Directions
Restate the records below word for word, and omit the images they hold.

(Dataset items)
((

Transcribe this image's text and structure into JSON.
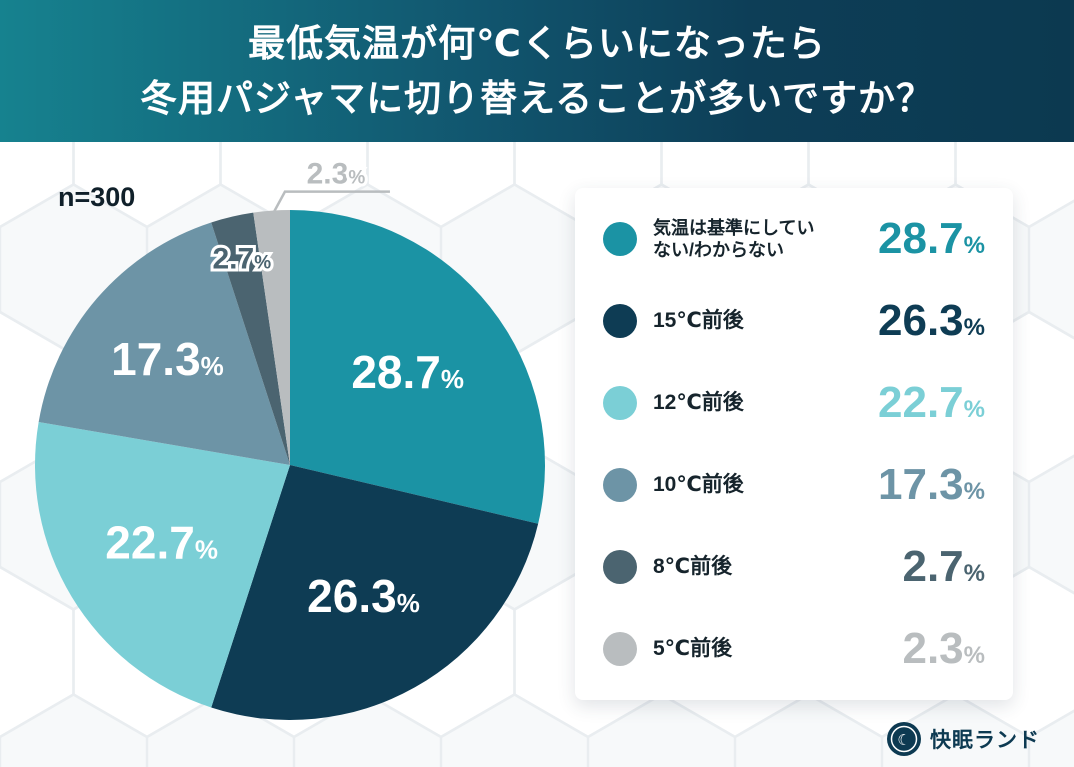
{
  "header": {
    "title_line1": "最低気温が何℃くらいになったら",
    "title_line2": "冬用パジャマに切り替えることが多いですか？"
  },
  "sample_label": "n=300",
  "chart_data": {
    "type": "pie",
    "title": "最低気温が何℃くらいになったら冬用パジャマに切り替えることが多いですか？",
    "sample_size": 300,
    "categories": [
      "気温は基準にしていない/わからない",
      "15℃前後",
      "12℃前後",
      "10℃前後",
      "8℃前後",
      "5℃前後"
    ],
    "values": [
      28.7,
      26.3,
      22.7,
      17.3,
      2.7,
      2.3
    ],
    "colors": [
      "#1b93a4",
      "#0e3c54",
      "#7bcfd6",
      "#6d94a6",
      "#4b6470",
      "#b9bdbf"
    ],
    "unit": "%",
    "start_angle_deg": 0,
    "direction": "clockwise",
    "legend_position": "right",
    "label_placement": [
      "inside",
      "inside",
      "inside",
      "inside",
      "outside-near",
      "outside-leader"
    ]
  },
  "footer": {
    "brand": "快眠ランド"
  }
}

))

Solution to the problem
Transcribe this image's text and structure into JSON.
{
  "header": {
    "title_line1": "最低気温が何℃くらいになったら",
    "title_line2": "冬用パジャマに切り替えることが多いですか？"
  },
  "sample_label": "n=300",
  "chart_data": {
    "type": "pie",
    "title": "最低気温が何℃くらいになったら冬用パジャマに切り替えることが多いですか？",
    "sample_size": 300,
    "categories": [
      "気温は基準にしていない/わからない",
      "15℃前後",
      "12℃前後",
      "10℃前後",
      "8℃前後",
      "5℃前後"
    ],
    "values": [
      28.7,
      26.3,
      22.7,
      17.3,
      2.7,
      2.3
    ],
    "colors": [
      "#1b93a4",
      "#0e3c54",
      "#7bcfd6",
      "#6d94a6",
      "#4b6470",
      "#b9bdbf"
    ],
    "unit": "%",
    "start_angle_deg": 0,
    "direction": "clockwise",
    "legend_position": "right",
    "label_placement": [
      "inside",
      "inside",
      "inside",
      "inside",
      "outside-near",
      "outside-leader"
    ]
  },
  "footer": {
    "brand": "快眠ランド"
  }
}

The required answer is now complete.